**GOAL**
Edit everything from the line containing "legend-label-2: b.e20.B1850.f09_g17.pi_control.all.262c …" down to the line containing "series-2-point <box>1040 1091 1061 1112</box>", changing "series-2-point" to "series-2-marker" and keeping all else the same. Give back only those lines.

Spatial annotation entries
* START *
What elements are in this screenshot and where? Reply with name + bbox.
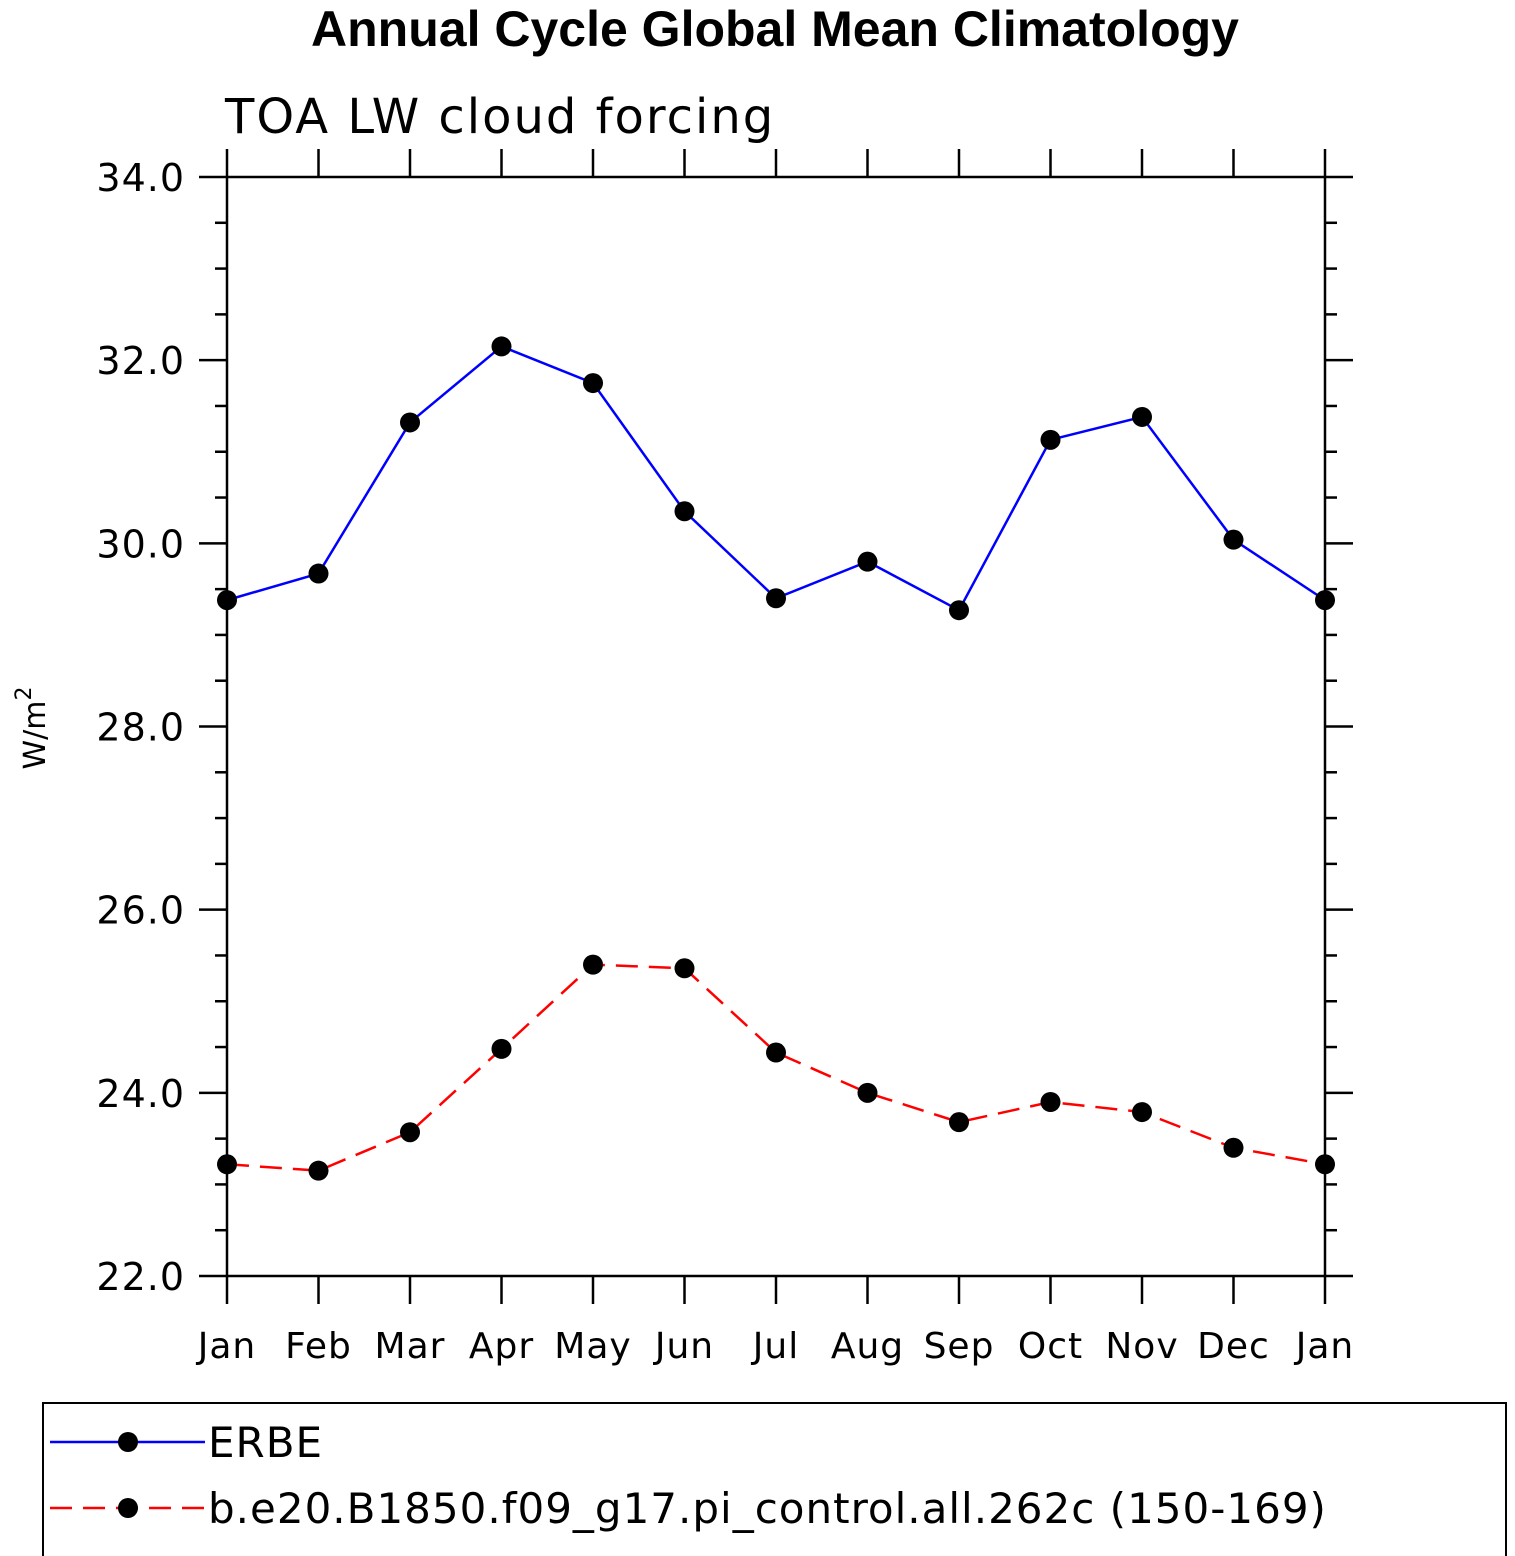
legend-label-2: b.e20.B1850.f09_g17.pi_control.all.262c … <box>208 1484 1327 1533</box>
x-tick-label: Sep <box>924 1326 995 1367</box>
series-2-point <box>674 958 695 979</box>
y-axis-label: W/m2 <box>12 687 53 770</box>
series-2-point <box>1040 1091 1061 1112</box>
series-2-point <box>491 1038 512 1059</box>
series-line-2 <box>226 963 1326 1172</box>
series-2-point <box>400 1122 420 1143</box>
series-2-point <box>1132 1102 1152 1123</box>
series-line-1 <box>226 344 1326 612</box>
series-group <box>217 336 1335 1181</box>
series-2-point <box>1315 1154 1335 1175</box>
x-tick-label: Jul <box>751 1326 799 1367</box>
series-1-point <box>1315 590 1335 611</box>
y-tick-label: 22.0 <box>96 1255 185 1299</box>
x-tick-label: May <box>554 1326 631 1367</box>
series-1-point <box>400 412 420 433</box>
series-1-point <box>217 590 237 611</box>
x-tick-label: Mar <box>375 1326 446 1367</box>
y-tick-label: 26.0 <box>96 889 185 933</box>
x-tick-label: Oct <box>1018 1326 1083 1367</box>
series-1-point <box>674 501 695 522</box>
x-tick-label: Jan <box>1294 1326 1355 1367</box>
x-tick-label: Nov <box>1105 1326 1178 1367</box>
x-tick-label: Dec <box>1197 1326 1270 1367</box>
y-axis-label-superscript: 2 <box>12 687 37 701</box>
x-tick-label: Aug <box>831 1326 904 1367</box>
y-tick-labels: 22.0 24.0 26.0 28.0 30.0 32.0 34.0 <box>96 156 185 1299</box>
legend-marker-2 <box>118 1498 138 1518</box>
legend: ERBE b.e20.B1850.f09_g17.pi_control.all.2… <box>42 1402 1507 1556</box>
axis-ticks <box>199 149 1353 1304</box>
chart-title: Annual Cycle Global Mean Climatology <box>311 1 1239 57</box>
series-1-point <box>766 588 786 609</box>
series-2-point <box>217 1154 237 1175</box>
series-2-point <box>766 1042 786 1063</box>
series-1-point <box>857 551 878 572</box>
series-2-point <box>308 1160 329 1181</box>
x-tick-label: Jan <box>196 1326 257 1367</box>
series-1-point <box>949 600 969 621</box>
series-2-point <box>949 1112 969 1133</box>
plot-frame <box>225 175 1327 1278</box>
series-1-point <box>1040 429 1061 450</box>
series-1-point <box>491 336 512 357</box>
y-axis-label-text: W/m <box>18 701 53 770</box>
series-2-point <box>857 1082 878 1103</box>
series-2-point <box>1223 1137 1244 1158</box>
y-tick-label: 24.0 <box>96 1072 185 1116</box>
x-tick-label: Feb <box>285 1326 352 1367</box>
y-tick-label: 30.0 <box>96 522 185 566</box>
series-1-point <box>1223 529 1244 550</box>
series-2-point <box>583 954 603 975</box>
x-tick-labels: Jan Feb Mar Apr May Jun Jul Aug Sep Oct Nov Dec Jan <box>196 1326 1355 1367</box>
chart-subtitle: TOA LW cloud forcing <box>224 89 775 145</box>
y-tick-label: 34.0 <box>96 156 185 200</box>
series-1-point <box>1132 406 1152 427</box>
legend-box <box>42 1402 1507 1556</box>
y-tick-label: 32.0 <box>96 339 185 383</box>
y-tick-label: 28.0 <box>96 706 185 750</box>
x-tick-label: Jun <box>653 1326 714 1367</box>
x-tick-label: Apr <box>469 1326 534 1367</box>
legend-label-1: ERBE <box>208 1418 323 1467</box>
plot-axes <box>225 175 1327 1278</box>
series-1-point <box>308 563 329 584</box>
legend-marker-1 <box>118 1432 138 1452</box>
series-1-point <box>583 373 603 394</box>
* END *
**RESPONSE TO THIS EXERCISE**
legend-label-2: b.e20.B1850.f09_g17.pi_control.all.262c … <box>208 1484 1327 1533</box>
x-tick-label: Sep <box>924 1326 995 1367</box>
series-2-marker <box>674 958 695 979</box>
y-axis-label: W/m2 <box>12 687 53 770</box>
series-2-marker <box>1040 1091 1061 1112</box>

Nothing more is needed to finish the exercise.